— START Dataset content —

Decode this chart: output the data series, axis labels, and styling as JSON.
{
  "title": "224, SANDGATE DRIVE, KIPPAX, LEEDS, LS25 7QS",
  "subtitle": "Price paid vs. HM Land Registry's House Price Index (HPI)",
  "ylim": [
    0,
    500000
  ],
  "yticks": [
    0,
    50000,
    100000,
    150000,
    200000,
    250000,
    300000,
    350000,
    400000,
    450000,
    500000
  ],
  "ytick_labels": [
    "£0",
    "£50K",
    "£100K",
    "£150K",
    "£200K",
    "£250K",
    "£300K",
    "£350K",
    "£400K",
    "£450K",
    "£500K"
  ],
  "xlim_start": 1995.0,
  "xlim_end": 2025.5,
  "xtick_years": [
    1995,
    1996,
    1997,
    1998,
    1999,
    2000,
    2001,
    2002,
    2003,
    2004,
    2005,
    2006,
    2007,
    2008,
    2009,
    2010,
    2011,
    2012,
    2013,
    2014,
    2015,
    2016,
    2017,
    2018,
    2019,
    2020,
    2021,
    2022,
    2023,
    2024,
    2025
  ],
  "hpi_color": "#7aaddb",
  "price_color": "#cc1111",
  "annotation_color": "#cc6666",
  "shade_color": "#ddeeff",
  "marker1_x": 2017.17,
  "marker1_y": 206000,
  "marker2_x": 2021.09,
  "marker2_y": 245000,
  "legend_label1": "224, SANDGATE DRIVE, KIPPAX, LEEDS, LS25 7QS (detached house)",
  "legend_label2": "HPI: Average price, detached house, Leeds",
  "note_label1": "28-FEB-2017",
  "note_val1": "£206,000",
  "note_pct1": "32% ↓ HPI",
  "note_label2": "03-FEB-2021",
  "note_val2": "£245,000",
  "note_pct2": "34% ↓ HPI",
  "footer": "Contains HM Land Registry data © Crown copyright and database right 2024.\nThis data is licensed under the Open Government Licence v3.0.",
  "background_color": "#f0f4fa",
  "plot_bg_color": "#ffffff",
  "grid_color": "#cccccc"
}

— END Dataset content —

**Task to complete**
Copy every line verbatim.

**Complete output**
Decode this chart: output the data series, axis labels, and styling as JSON.
{
  "title": "224, SANDGATE DRIVE, KIPPAX, LEEDS, LS25 7QS",
  "subtitle": "Price paid vs. HM Land Registry's House Price Index (HPI)",
  "ylim": [
    0,
    500000
  ],
  "yticks": [
    0,
    50000,
    100000,
    150000,
    200000,
    250000,
    300000,
    350000,
    400000,
    450000,
    500000
  ],
  "ytick_labels": [
    "£0",
    "£50K",
    "£100K",
    "£150K",
    "£200K",
    "£250K",
    "£300K",
    "£350K",
    "£400K",
    "£450K",
    "£500K"
  ],
  "xlim_start": 1995.0,
  "xlim_end": 2025.5,
  "xtick_years": [
    1995,
    1996,
    1997,
    1998,
    1999,
    2000,
    2001,
    2002,
    2003,
    2004,
    2005,
    2006,
    2007,
    2008,
    2009,
    2010,
    2011,
    2012,
    2013,
    2014,
    2015,
    2016,
    2017,
    2018,
    2019,
    2020,
    2021,
    2022,
    2023,
    2024,
    2025
  ],
  "hpi_color": "#7aaddb",
  "price_color": "#cc1111",
  "annotation_color": "#cc6666",
  "shade_color": "#ddeeff",
  "marker1_x": 2017.17,
  "marker1_y": 206000,
  "marker2_x": 2021.09,
  "marker2_y": 245000,
  "legend_label1": "224, SANDGATE DRIVE, KIPPAX, LEEDS, LS25 7QS (detached house)",
  "legend_label2": "HPI: Average price, detached house, Leeds",
  "note_label1": "28-FEB-2017",
  "note_val1": "£206,000",
  "note_pct1": "32% ↓ HPI",
  "note_label2": "03-FEB-2021",
  "note_val2": "£245,000",
  "note_pct2": "34% ↓ HPI",
  "footer": "Contains HM Land Registry data © Crown copyright and database right 2024.\nThis data is licensed under the Open Government Licence v3.0.",
  "background_color": "#f0f4fa",
  "plot_bg_color": "#ffffff",
  "grid_color": "#cccccc"
}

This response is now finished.